# Written request
Below are the records; collect from them each line containing the string "铜仁市碧江区".

# Dataset content

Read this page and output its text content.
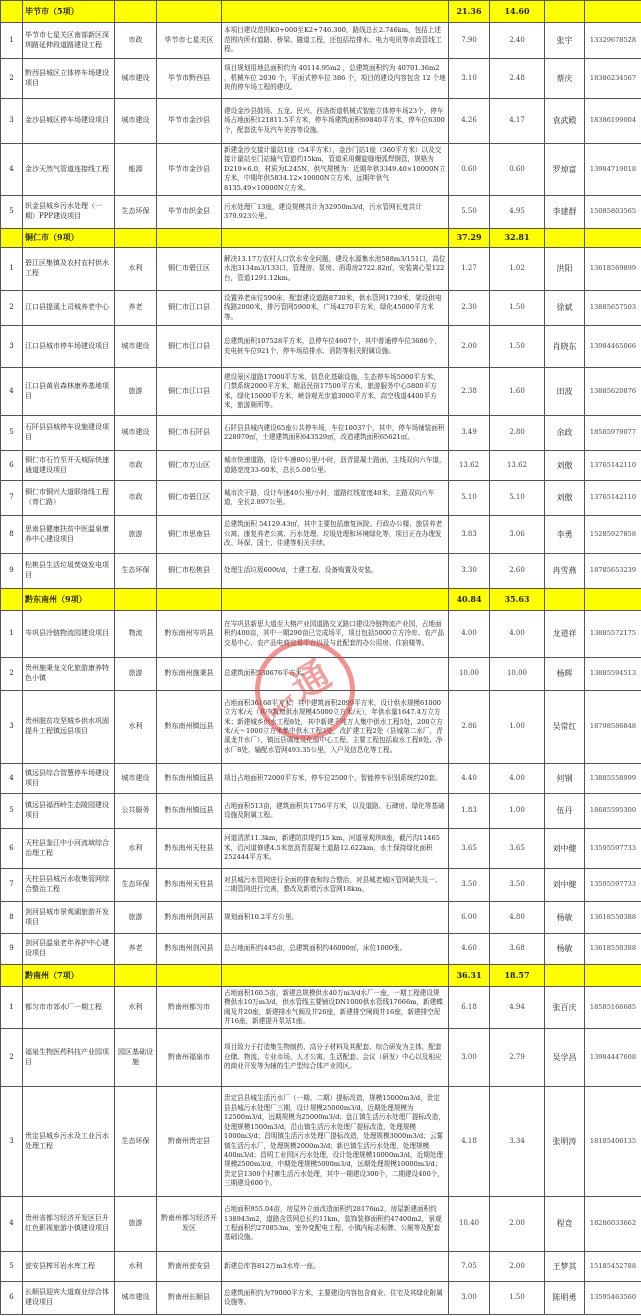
	毕节市（5项）				21.36	14.60		
1	毕节市七星关区南部新区深圳路延伸段道路建设工程	市政	毕节市七星关区	本项目建设范围K0+000至K2+746.300，路线总长2.746km，包括上述范围内所有道路、桥梁、隧道工程，还包括给排水、电力电讯等市政管线工程。	7.90	2.40	张宇	13329678528
2	黔西县城区立体停车场建设项目	城市建设	毕节市黔西县	项目规划用地总面积约为 40114.95m2 ，总建筑面积约为 40701.36m2 ，机械车位 2030 个，平面式停车位 386 个，项目的建设内容包含 12 个地块的停车场工程的建设。	3.10	2.48	蔡庆	18386234567
3	金沙县城区停车场建设项目	城市建设	毕节市金沙县	建设金沙县鼓场、五龙、民兴、西洛街道机械式智能立体停车场23个，停车场占地面积121811.5平方米，停车场建筑面积69840平方米，停车位6300个，配套洗车及汽车美容等设施。	4.26	4.17	袁武殿	18386199004
4	金沙天然气管道连接线工程	能源	毕节市金沙县	新建金沙交接计量站1座（54平方米），金沙门站1座（360平方米）以及交接计量站至门站输气管道约15km，管道采用螺旋缝埋弧焊钢管，规格为D219×6.0，材质为L245N，供气规模为：近期年供3349.40×10000N立方米，中期年供5834.12×10000N立方米，远期年供气8135.49×10000N立方米。	0.60	0.60	罗焯富	13984719018
5	织金县城乡污水处理（一期）PPP建设项目	生态环保	毕节市织金县	污水处理厂13座，建设规模共计为32950m3/d，污水管网长度共计379.923公里。	5.50	4.95	李建群	15085803565
	铜仁市（9项）				37.29	32.81		
1	碧江区集镇及农村农村供水工程	水利	铜仁市碧江区	解决13.17万农村人口饮水安全问题，建设水源集水池588m3/151口，高位水池3134m3/133口，管理房、泵房、消毒房2722.82㎡，安装离心泵122台，管道1291.12km。	1.27	1.02	洪阳	13618569899
2	江口县提溪土司城养老中心	养老	铜仁市江口县	设置养老床位590床，配套建设道路8730米，供水管网1739米，架设供电线路2000米，排污管网5900米，广场4270平方米，绿化45000平方米等。	2.30	1.50	徐斌	13885657503
3	江口县城市停车场建设项目	城市建设	铜仁市江口县	总建筑面积107528平方米，总停车位4607个，其中普通停车位3686个，充电桩车位921个，停车场给排水、消防等相关附属设施。	2.00	1.50	肖晓东	13984465066
4	江口县黄岩森林康养基地项目	旅游	铜仁市江口县	建设景区道路17000平方米，信息化基础设施，生态停车场5000平方米，门禁系统2000平方米，精品民宿17500平方米，旅游服务中心5800平方米，绿化15000平方米，峡谷观光步道3000平方米，高空栈道4400平方米，旅游厕所等。	2.38	1.60	田波	13885620876
5	石阡县县城停车设施建设项目	城市建设	铜仁市石阡县	石阡县县城内建设65座公共停车场，车位10037个，其中，停车场铺装面积228979㎡，土建建筑面积643529㎡，改造建筑面积65621㎡。	3.49	2.80	余政	18585979077
6	铜仁市石竹至开天城际快速通道建设项目	市政	铜仁市万山区	城市快速道路，设计车速80公里/小时，沥青混凝土路面，主线双向六车道，道路宽度33-60米，总长5.08公里。	13.62	13.62	刘傲	13765142110
7	铜仁市铜兴大道联络线工程（育仁路）	市政	铜仁市碧江区	城市次干路，设计车速40公里/小时，道路红线宽度40米，主路双向六车道，全长2.897公里。	5.10	5.10	刘傲	13765142110
8	思南县健康扶贫中医温泉康养中心建设项目	旅游	铜仁市思南县	总建筑面积 54129.43㎡，其中主要包括康复医院、行政办公楼、旅居养老公寓、康复养老公寓、污水处理、垃圾处理和环境绿化等，项目正在办理发改、环保、国土、住建等相关手续。	3.83	3.06	李勇	15285927858
9	松桃县生活垃圾焚烧发电项目	生态环保	铜仁市松桃县	处理生活垃圾600t/d，土建工程、设备购置及安装。	3.30	2.60	冉雪燕	18785653239
	黔东南州（9项）				40.84	35.63		
1	岑巩县冷链物流园建设项目	物流	黔东南州岑巩县	在岑巩县新思大道至大榕产业园道路交叉路口建设冷链物流产业园，占地面积约400亩，其中一期290亩已完成场平，项目包括5000立方冷库、农产品交易中心、农产品电商交易平台以及与此配套的办公用房、住宿楼等。	4.00	4.00	龙道祥	13885572175
2	贵州施秉龙文化旅游康养特色小镇	旅游	黔东南州施秉县	总建筑面积530676平方米。	10.00	10.00	杨辉	13885594513
3	贵州脱贫攻坚城乡供水巩固提升工程镇远县项目	水利	黔东南州镇远县	占地面积36168平方米，其中建筑面积2099平方米，设计供水规模61000立方米/天（其中新增供水规模45000立方米/天），年供水量1647.4万立方米；新建城乡供水工程8处，其中新建千吨万人集中供水工程5处，200立方米/天～1000立方米集中供水工程3处，改扩建工程2处（县城第二水厂，青溪龙井水厂），镇远县调度及化验中心工程，主要工程包括取水工程8处、净水厂8处、输配水管网493.35公里，入户及信息化等工程。	2.86	1.00	吴常红	18798586848
4	镇远县综合智慧停车场建设项目	城市建设	黔东南州镇远县	项目占地面积72000平方米，停车位2500个，智能停车识别系统约20套。	4.40	4.00	何钢	13885558999
5	镇远县福西岭生态陵园建设项目	公共服务	黔东南州镇远县	占地面积513亩，建筑面积共1756平方米，以及道路、石碑房、绿化等基础设施及附属工程。	1.83	1.00	伍丹	18685595300
6	天柱县鉴江中小河流域综合治理工程	水利	黔东南州天柱县	河道清淤11.3km，新建防洪堤约15 km，河道景观坝8座，截污沟11465米，沿河道修建4.5米宽沥青混凝土道路12.622km，水土保持绿化面积252444平方米。	3.65	3.65	刘中健	13595597733
7	天柱县县城污水收集管网综合整治工程	生态环保	黔东南州天柱县	对县城污水管网进行全面的排查和综合整治，对县城老城区管网缺失及一、二期管网进行完善，整改及新增污水管网18km。	3.50	3.50	刘中健	13595597733
8	剑河县城市景观湖旅游开发项目	旅游	黔东南州剑河县	规划面积10.2平方公里。	6.00	4.80	杨敏	13618550388
9	剑河县温泉老年养护中心建设项目	养老	黔东南州剑河县	总占地面积约445亩，总建筑面积约46000㎡，床位1000张。	4.60	3.68	杨敏	13618550388
	黔南州（7项）				36.31	18.57		
1	都匀市市郊水厂一期工程	水利	黔南州都匀市	占地面积160.5亩，新建总规模供水40万m3/d水厂一座，一期工程建设规模供水10万m3/d，供水管线主要铺设DN1000供水管线17666m，新建蝶阀及井20座，新建排水气阀及井26座，新建排空闸阀井16座，新建排空泥井16座，新建提升泵站1座。	6.18	4.94	张百庆	18585166685
2	福泉生物医药科技产业园项目	园区基础设施	黔南州福泉市	项目致力于打造集生物制药、高分子材料及其配套、综合研发为主体，配套仓储、物流、专业市场、人才公寓、生活配套、会议（研发）中心以及相应的商业开发等为辅的生产型综合体产业园区。	3.00	2.79	吴学昌	13984447608
3	贵定县城乡污水及工业污水处理工程	生态环保	黔南州贵定县	贵定县县城生活污水厂（一期、二期）提标改造，规模15000m3/d，贵定县县城污水处理厂三期，设计规模25000m3/d，近期处理规模为12500m3/d，远期规模为25000m3/d；盘江镇生活污水处理厂提标改造，处理规模1500m3/d，沿山镇生活污水处理厂提标改造，处理规模1000m3/d；昌明镇生活污水处理厂提标改造，处理规模3000m3/d；云雾镇生活污水厂，处理规模2000m3/d；新巴镇生活污水处理，处理规模400m3/d；昌明工业园区污水处理，设计处理规模10000m3/d，近期处理规模2500m3/d，中期处理规模5000m3/d，远期处理规模10000m3/d；贵定县1300个村寨生活污水处理，其中一期建设300个，二期建设400个，三期建设600个。	4.18	3.34	张明涛	18185406135
4	贵州省都匀经济开发区巨升红色影视旅游小镇建设项目	旅游	黔南州都匀经济开发区	占地面积955.04亩，房屋外立面改造面积约28176m2，房屋新建面积约138943m2，道路含管网总长约11km，装饰装修面积约47400m2，景观工程面积约270853m，室外变配电工程、小镇内标志标牌、公厕等及配套基础设施。	10.40	2.00	程竞	18286033662
5	瓮安县榨耳岩水库工程	水利	黔南州瓮安县	新建总库容812万m3水库一座。	7.05	2.00	王梦其	15185452788
6	长顺县迎宾大道商业综合体建设项目	城市建设	黔南州长顺县	总建筑面积约为79000平方米，主要建设内容包含商业、住宅及其绿化附属设施等。	3.00	1.50	陈明勇	13595463560
通
INCT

# Problem solution
1	碧江区集镇及农村农村供水工程	水利	铜仁市碧江区	解决13.17万农村人口饮水安全问题，建设水源集水池588m3/151口，高位水池3134m3/133口，管理房、泵房、消毒房2722.82㎡，安装离心泵122台，管道1291.12km。	1.27	1.02	洪阳	13618569899
7	铜仁市铜兴大道联络线工程（育仁路）	市政	铜仁市碧江区	城市次干路，设计车速40公里/小时，道路红线宽度40米，主路双向六车道，全长2.897公里。	5.10	5.10	刘傲	13765142110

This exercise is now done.